* start RECORDS SUPPLIED *

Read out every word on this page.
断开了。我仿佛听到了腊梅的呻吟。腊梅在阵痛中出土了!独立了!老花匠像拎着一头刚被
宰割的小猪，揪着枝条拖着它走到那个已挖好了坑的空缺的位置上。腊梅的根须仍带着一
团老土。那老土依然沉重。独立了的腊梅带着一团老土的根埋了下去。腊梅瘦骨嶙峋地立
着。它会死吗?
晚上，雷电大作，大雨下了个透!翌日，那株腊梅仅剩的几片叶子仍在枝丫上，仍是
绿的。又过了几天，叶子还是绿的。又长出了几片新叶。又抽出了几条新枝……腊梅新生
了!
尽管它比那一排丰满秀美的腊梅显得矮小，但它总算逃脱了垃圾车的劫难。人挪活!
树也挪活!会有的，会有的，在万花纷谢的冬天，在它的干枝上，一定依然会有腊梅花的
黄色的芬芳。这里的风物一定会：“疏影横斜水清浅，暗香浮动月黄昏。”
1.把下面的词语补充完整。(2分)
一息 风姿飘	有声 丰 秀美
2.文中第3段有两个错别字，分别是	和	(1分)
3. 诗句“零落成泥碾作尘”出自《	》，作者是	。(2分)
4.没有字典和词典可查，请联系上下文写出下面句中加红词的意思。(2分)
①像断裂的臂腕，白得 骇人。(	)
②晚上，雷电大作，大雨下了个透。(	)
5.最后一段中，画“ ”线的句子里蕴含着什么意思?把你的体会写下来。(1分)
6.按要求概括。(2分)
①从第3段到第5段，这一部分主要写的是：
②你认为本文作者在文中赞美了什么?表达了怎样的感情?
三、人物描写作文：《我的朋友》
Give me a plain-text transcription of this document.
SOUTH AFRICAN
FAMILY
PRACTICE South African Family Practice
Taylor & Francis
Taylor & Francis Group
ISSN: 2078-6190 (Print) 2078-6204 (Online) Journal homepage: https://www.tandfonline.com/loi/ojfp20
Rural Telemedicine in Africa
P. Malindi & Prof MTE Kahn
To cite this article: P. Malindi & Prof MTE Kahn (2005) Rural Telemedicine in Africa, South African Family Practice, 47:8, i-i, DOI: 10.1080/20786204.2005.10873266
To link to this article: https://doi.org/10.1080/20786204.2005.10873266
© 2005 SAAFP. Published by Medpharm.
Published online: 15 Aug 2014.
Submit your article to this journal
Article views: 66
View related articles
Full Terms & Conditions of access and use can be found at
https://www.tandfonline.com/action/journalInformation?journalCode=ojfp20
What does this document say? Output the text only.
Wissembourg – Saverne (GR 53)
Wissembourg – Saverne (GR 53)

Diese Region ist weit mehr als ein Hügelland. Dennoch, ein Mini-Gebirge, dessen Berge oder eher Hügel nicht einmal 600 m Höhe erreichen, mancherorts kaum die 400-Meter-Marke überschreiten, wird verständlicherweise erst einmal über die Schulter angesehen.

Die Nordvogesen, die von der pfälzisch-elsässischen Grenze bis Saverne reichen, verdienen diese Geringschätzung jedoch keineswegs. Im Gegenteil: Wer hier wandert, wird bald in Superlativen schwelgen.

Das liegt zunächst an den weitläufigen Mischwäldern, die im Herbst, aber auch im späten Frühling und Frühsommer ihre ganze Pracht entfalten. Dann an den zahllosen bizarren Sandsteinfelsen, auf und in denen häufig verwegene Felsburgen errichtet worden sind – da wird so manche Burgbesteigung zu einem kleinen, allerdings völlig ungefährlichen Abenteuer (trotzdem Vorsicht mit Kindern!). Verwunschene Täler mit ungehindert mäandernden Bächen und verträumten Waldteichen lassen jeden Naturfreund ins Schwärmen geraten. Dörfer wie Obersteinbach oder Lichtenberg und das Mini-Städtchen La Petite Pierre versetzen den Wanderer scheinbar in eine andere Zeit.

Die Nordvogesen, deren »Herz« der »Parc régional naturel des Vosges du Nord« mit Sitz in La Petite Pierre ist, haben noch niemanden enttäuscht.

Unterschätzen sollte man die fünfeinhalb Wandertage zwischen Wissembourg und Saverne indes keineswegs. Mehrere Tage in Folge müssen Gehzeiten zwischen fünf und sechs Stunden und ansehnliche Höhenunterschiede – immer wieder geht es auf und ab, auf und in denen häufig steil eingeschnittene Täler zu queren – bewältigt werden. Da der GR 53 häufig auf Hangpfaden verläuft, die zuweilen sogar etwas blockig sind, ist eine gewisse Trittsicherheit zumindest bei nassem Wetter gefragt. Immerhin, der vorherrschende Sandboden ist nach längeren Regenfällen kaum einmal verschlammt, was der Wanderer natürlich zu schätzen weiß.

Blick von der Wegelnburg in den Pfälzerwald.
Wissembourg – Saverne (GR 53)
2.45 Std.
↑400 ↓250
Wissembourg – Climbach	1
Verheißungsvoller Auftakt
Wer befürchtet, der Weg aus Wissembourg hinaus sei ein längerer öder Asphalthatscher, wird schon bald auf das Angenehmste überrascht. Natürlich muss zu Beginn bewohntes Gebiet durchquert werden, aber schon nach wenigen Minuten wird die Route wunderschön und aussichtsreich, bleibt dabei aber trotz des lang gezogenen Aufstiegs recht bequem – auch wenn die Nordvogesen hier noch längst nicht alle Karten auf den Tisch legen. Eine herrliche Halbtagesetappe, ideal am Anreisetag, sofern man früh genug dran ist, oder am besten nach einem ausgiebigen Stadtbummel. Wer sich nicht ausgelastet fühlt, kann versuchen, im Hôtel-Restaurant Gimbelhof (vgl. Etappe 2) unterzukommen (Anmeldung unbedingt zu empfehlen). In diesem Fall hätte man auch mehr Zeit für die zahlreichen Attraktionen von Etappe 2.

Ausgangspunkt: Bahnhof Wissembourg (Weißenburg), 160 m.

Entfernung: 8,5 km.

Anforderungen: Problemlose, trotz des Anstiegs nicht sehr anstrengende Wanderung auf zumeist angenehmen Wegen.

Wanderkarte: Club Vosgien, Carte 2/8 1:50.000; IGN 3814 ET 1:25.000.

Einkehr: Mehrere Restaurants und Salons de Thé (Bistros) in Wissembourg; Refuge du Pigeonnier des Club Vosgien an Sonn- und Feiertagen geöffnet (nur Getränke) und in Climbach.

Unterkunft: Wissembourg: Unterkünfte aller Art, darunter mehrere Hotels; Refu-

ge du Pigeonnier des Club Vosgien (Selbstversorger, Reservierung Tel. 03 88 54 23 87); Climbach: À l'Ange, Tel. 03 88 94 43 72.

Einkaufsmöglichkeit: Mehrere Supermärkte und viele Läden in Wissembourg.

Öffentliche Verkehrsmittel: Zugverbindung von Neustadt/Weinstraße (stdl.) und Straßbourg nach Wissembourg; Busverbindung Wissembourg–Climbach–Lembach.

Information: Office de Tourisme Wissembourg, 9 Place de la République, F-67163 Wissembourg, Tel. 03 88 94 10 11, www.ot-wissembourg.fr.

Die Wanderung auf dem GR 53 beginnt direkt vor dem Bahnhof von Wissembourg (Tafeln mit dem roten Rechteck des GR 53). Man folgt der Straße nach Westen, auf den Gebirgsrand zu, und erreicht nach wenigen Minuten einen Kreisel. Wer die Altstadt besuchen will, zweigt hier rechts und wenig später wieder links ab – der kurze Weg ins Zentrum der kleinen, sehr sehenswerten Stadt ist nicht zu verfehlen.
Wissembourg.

* end RECORDS SUPPLIED *

SET TASK
Every entry should be printed again exactly as it stands.

WRITTEN ANSWER
Read out every word on this page.
断开了。我仿佛听到了腊梅的呻吟。腊梅在阵痛中出土了!独立了!老花匠像拎着一头刚被
宰割的小猪，揪着枝条拖着它走到那个已挖好了坑的空缺的位置上。腊梅的根须仍带着一
团老土。那老土依然沉重。独立了的腊梅带着一团老土的根埋了下去。腊梅瘦骨嶙峋地立
着。它会死吗?
晚上，雷电大作，大雨下了个透!翌日，那株腊梅仅剩的几片叶子仍在枝丫上，仍是
绿的。又过了几天，叶子还是绿的。又长出了几片新叶。又抽出了几条新枝……腊梅新生
了!
尽管它比那一排丰满秀美的腊梅显得矮小，但它总算逃脱了垃圾车的劫难。人挪活!
树也挪活!会有的，会有的，在万花纷谢的冬天，在它的干枝上，一定依然会有腊梅花的
黄色的芬芳。这里的风物一定会：“疏影横斜水清浅，暗香浮动月黄昏。”
1.把下面的词语补充完整。(2分)
一息 风姿飘	有声 丰 秀美
2.文中第3段有两个错别字，分别是	和	(1分)
3. 诗句“零落成泥碾作尘”出自《	》，作者是	。(2分)
4.没有字典和词典可查，请联系上下文写出下面句中加红词的意思。(2分)
①像断裂的臂腕，白得 骇人。(	)
②晚上，雷电大作，大雨下了个透。(	)
5.最后一段中，画“ ”线的句子里蕴含着什么意思?把你的体会写下来。(1分)
6.按要求概括。(2分)
①从第3段到第5段，这一部分主要写的是：
②你认为本文作者在文中赞美了什么?表达了怎样的感情?
三、人物描写作文：《我的朋友》
Give me a plain-text transcription of this document.
SOUTH AFRICAN
FAMILY
PRACTICE South African Family Practice
Taylor & Francis
Taylor & Francis Group
ISSN: 2078-6190 (Print) 2078-6204 (Online) Journal homepage: https://www.tandfonline.com/loi/ojfp20
Rural Telemedicine in Africa
P. Malindi & Prof MTE Kahn
To cite this article: P. Malindi & Prof MTE Kahn (2005) Rural Telemedicine in Africa, South African Family Practice, 47:8, i-i, DOI: 10.1080/20786204.2005.10873266
To link to this article: https://doi.org/10.1080/20786204.2005.10873266
© 2005 SAAFP. Published by Medpharm.
Published online: 15 Aug 2014.
Submit your article to this journal
Article views: 66
View related articles
Full Terms & Conditions of access and use can be found at
https://www.tandfonline.com/action/journalInformation?journalCode=ojfp20
What does this document say? Output the text only.
Wissembourg – Saverne (GR 53)
Wissembourg – Saverne (GR 53)

Diese Region ist weit mehr als ein Hügelland. Dennoch, ein Mini-Gebirge, dessen Berge oder eher Hügel nicht einmal 600 m Höhe erreichen, mancherorts kaum die 400-Meter-Marke überschreiten, wird verständlicherweise erst einmal über die Schulter angesehen.

Die Nordvogesen, die von der pfälzisch-elsässischen Grenze bis Saverne reichen, verdienen diese Geringschätzung jedoch keineswegs. Im Gegenteil: Wer hier wandert, wird bald in Superlativen schwelgen.

Das liegt zunächst an den weitläufigen Mischwäldern, die im Herbst, aber auch im späten Frühling und Frühsommer ihre ganze Pracht entfalten. Dann an den zahllosen bizarren Sandsteinfelsen, auf und in denen häufig verwegene Felsburgen errichtet worden sind – da wird so manche Burgbesteigung zu einem kleinen, allerdings völlig ungefährlichen Abenteuer (trotzdem Vorsicht mit Kindern!). Verwunschene Täler mit ungehindert mäandernden Bächen und verträumten Waldteichen lassen jeden Naturfreund ins Schwärmen geraten. Dörfer wie Obersteinbach oder Lichtenberg und das Mini-Städtchen La Petite Pierre versetzen den Wanderer scheinbar in eine andere Zeit.

Die Nordvogesen, deren »Herz« der »Parc régional naturel des Vosges du Nord« mit Sitz in La Petite Pierre ist, haben noch niemanden enttäuscht.

Unterschätzen sollte man die fünfeinhalb Wandertage zwischen Wissembourg und Saverne indes keineswegs. Mehrere Tage in Folge müssen Gehzeiten zwischen fünf und sechs Stunden und ansehnliche Höhenunterschiede – immer wieder geht es auf und ab, auf und in denen häufig steil eingeschnittene Täler zu queren – bewältigt werden. Da der GR 53 häufig auf Hangpfaden verläuft, die zuweilen sogar etwas blockig sind, ist eine gewisse Trittsicherheit zumindest bei nassem Wetter gefragt. Immerhin, der vorherrschende Sandboden ist nach längeren Regenfällen kaum einmal verschlammt, was der Wanderer natürlich zu schätzen weiß.

Blick von der Wegelnburg in den Pfälzerwald.
Wissembourg – Saverne (GR 53)
2.45 Std.
↑400 ↓250
Wissembourg – Climbach	1
Verheißungsvoller Auftakt
Wer befürchtet, der Weg aus Wissembourg hinaus sei ein längerer öder Asphalthatscher, wird schon bald auf das Angenehmste überrascht. Natürlich muss zu Beginn bewohntes Gebiet durchquert werden, aber schon nach wenigen Minuten wird die Route wunderschön und aussichtsreich, bleibt dabei aber trotz des lang gezogenen Aufstiegs recht bequem – auch wenn die Nordvogesen hier noch längst nicht alle Karten auf den Tisch legen. Eine herrliche Halbtagesetappe, ideal am Anreisetag, sofern man früh genug dran ist, oder am besten nach einem ausgiebigen Stadtbummel. Wer sich nicht ausgelastet fühlt, kann versuchen, im Hôtel-Restaurant Gimbelhof (vgl. Etappe 2) unterzukommen (Anmeldung unbedingt zu empfehlen). In diesem Fall hätte man auch mehr Zeit für die zahlreichen Attraktionen von Etappe 2.

Ausgangspunkt: Bahnhof Wissembourg (Weißenburg), 160 m.

Entfernung: 8,5 km.

Anforderungen: Problemlose, trotz des Anstiegs nicht sehr anstrengende Wanderung auf zumeist angenehmen Wegen.

Wanderkarte: Club Vosgien, Carte 2/8 1:50.000; IGN 3814 ET 1:25.000.

Einkehr: Mehrere Restaurants und Salons de Thé (Bistros) in Wissembourg; Refuge du Pigeonnier des Club Vosgien an Sonn- und Feiertagen geöffnet (nur Getränke) und in Climbach.

Unterkunft: Wissembourg: Unterkünfte aller Art, darunter mehrere Hotels; Refu-

ge du Pigeonnier des Club Vosgien (Selbstversorger, Reservierung Tel. 03 88 54 23 87); Climbach: À l'Ange, Tel. 03 88 94 43 72.

Einkaufsmöglichkeit: Mehrere Supermärkte und viele Läden in Wissembourg.

Öffentliche Verkehrsmittel: Zugverbindung von Neustadt/Weinstraße (stdl.) und Straßbourg nach Wissembourg; Busverbindung Wissembourg–Climbach–Lembach.

Information: Office de Tourisme Wissembourg, 9 Place de la République, F-67163 Wissembourg, Tel. 03 88 94 10 11, www.ot-wissembourg.fr.

Die Wanderung auf dem GR 53 beginnt direkt vor dem Bahnhof von Wissembourg (Tafeln mit dem roten Rechteck des GR 53). Man folgt der Straße nach Westen, auf den Gebirgsrand zu, und erreicht nach wenigen Minuten einen Kreisel. Wer die Altstadt besuchen will, zweigt hier rechts und wenig später wieder links ab – der kurze Weg ins Zentrum der kleinen, sehr sehenswerten Stadt ist nicht zu verfehlen.
Wissembourg.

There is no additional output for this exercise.